*Extrait choisi*:
----------------------------------------

En venant en France, Kristina Pantelic savait à quoi s'attendre. Après avoir joué en Serbie à côté de chez elle, puis dans le club masculin de son voisin Aleksandar, elle part à Belgrade et rejoint le ŽFK Crvena zvezda. Tout s'enchaîne pour la jeune joueuse, qui avec son talent et sa ténacité décide de voir plus loin pour sa carrière et de rejoindre le championnat français, à l'ASPTT Albi.

 

Comment se sont passées tes vacances ? Est-ce que tu as été appelée par le nouveau sélectionneur ? 

Je devais rentrer en Serbie mais je n'ai pas pu, parce qu'avant la trêve internationale j'avais une petite blessure et comme je n'avais pas joué depuis quelques journées de championnat, j'ai disputé des matches avec l'équipe B, la DH pour reprendre mon rythme. Donc je suis restée ici à Albi.

----------------------------------------

*À compléter*:
- 1) Restituez sans modification le passage du texte sur Kristina Pantelic qui va de "En venant en" jusqu'à "à l'ASPTT Albi." inclus.
- 2) Résumez en quelques lignes le paragraphe du texte sur Kristina Pantelic qui commence par « En venant en France », en conservant ses faits principaux.
- 3) Rédigez la suite du texte sur Kristina Pantelic à partir de sa dernière phrase.
Le listing est un document indépendant du texte sur Kristina Pantelic.

*Documents fournis*:

----------------------------------------

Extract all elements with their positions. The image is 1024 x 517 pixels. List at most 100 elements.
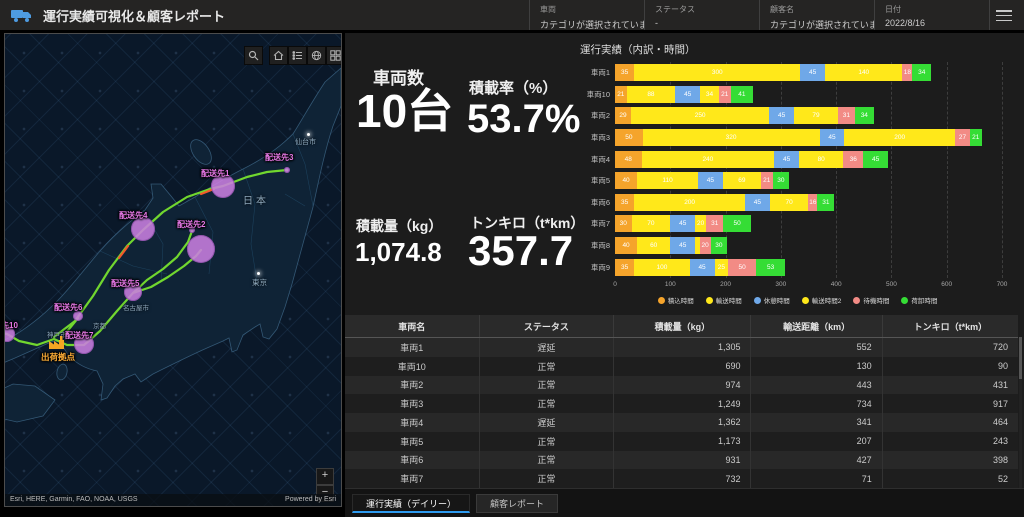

----------------------------------------

*Réponses*:
- 1)
En venant en France, Kristina Pantelic savait à quoi s'attendre. Après avoir joué en Serbie à côté de chez elle, puis dans le club masculin de son voisin Aleksandar, elle part à Belgrade et rejoint le ŽFK Crvena zvezda. Tout s'enchaîne pour la jeune joueuse, qui avec son talent et sa ténacité décide de voir plus loin pour sa carrière et de rejoindre le championnat français, à l'ASPTT Albi.

- 2) Kristina Pantelic a d'abord joué en Serbie près de chez elle, puis dans le club masculin de son voisin Aleksandar. Elle est ensuite partie à Belgrade au ŽFK Crvena zvezda. Grâce à son talent et à sa ténacité, elle a choisi de rejoindre le championnat français, à l'ASPTT Albi, en sachant à quoi s'attendre.

- 3)
Non je n'ai pas été appelée parce que je n'avais pas joué le match contre Paris et je pense que ça a joué en ma défaveur parce qu'il y a un nouveau coach à la tête de la sélection. Il ne m'a pas appelé cette fois-ci mais j'espère la prochaine fois. 

 

Comment est-ce que tu es arrivée dans le football ? Comment tu as décidé de venir en France de ton côté ?

J'ai commencé à 8 ans, j'avais un voisin à côté de chez moi qui jouait au football et chaque jour il m'appelait pour jouer avec lui. A l'école, je jouais tout le temps avec les garçons, c'était une habitude. Au fil du temps, il m'a proposé de rejoindre son club qui n'avait pas d'équipe féminine. J'y suis restée jusqu'à mes 15 ans avant de partir à Belgrade jouer avec les filles. J'ai fait mes études là-bas pendant quatre ans. Ensuite, quand j'ai terminé mes études, je voulais clarifier mon futur, je souhaitais partir en Allemagne, mais il y a eu quelques complications administratives qui m'ont contrainte d'y renoncer. Mais ma tante connaissait un agent qui travaillait en France, un ancien joueur qui habite à Albi et on est parvenues à arranger ma situation pour que je puisse jouer en D1. 

 

Est-ce que tu as une autre activité à côté ?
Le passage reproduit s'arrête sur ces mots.